START Given entries

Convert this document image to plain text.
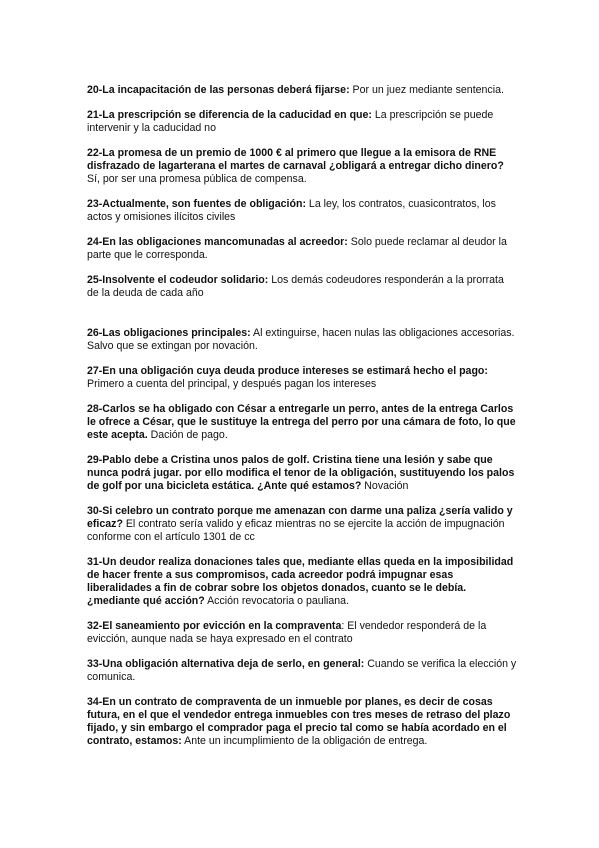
20-La incapacitación de las personas deberá fijarse: Por un juez mediante sentencia.

21-La prescripción se diferencia de la caducidad en que: La prescripción se puede intervenir y la caducidad no

22-La promesa de un premio de 1000 € al primero que llegue a la emisora de RNE disfrazado de lagarterana el martes de carnaval ¿obligará a entregar dicho dinero? Sí, por ser una promesa pública de compensa.

23-Actualmente, son fuentes de obligación: La ley, los contratos, cuasicontratos, los actos y omisiones ilícitos civiles

24-En las obligaciones mancomunadas al acreedor: Solo puede reclamar al deudor la parte que le corresponda.

25-Insolvente el codeudor solidario: Los demás codeudores responderán a la prorrata de la deuda de cada año

26-Las obligaciones principales: Al extinguirse, hacen nulas las obligaciones accesorias. Salvo que se extingan por novación.

27-En una obligación cuya deuda produce intereses se estimará hecho el pago: Primero a cuenta del principal, y después pagan los intereses

28-Carlos se ha obligado con César a entregarle un perro, antes de la entrega Carlos le ofrece a César, que le sustituye la entrega del perro por una cámara de foto, lo que este acepta. Dación de pago.

29-Pablo debe a Cristina unos palos de golf. Cristina tiene una lesión y sabe que nunca podrá jugar. por ello modifica el tenor de la obligación, sustituyendo los palos de golf por una bicicleta estática. ¿Ante qué estamos? Novación

30-Si celebro un contrato porque me amenazan con darme una paliza ¿sería valido y eficaz? El contrato sería valido y eficaz mientras no se ejercite la acción de impugnación conforme con el artículo 1301 de cc

31-Un deudor realiza donaciones tales que, mediante ellas queda en la imposibilidad de hacer frente a sus compromisos, cada acreedor podrá impugnar esas liberalidades a fin de cobrar sobre los objetos donados, cuanto se le debía. ¿mediante qué acción? Acción revocatoria o pauliana.

32-El saneamiento por evicción en la compraventa: El vendedor responderá de la evicción, aunque nada se haya expresado en el contrato

33-Una obligación alternativa deja de serlo, en general: Cuando se verifica la elección y comunica.

34-En un contrato de compraventa de un inmueble por planes, es decir de cosas futura, en el que el vendedor entrega inmuebles con tres meses de retraso del plazo fijado, y sin embargo el comprador paga el precio tal como se había acordado en el contrato, estamos: Ante un incumplimiento de la obligación de entrega.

END Given entries

§ **Challenge**:
Copy each line from the records above that includes the string "puede".

§ **Result below**:
21-La prescripción se diferencia de la caducidad en que: La prescripción se puede intervenir y la caducidad no
24-En las obligaciones mancomunadas al acreedor: Solo puede reclamar al deudor la parte que le corresponda.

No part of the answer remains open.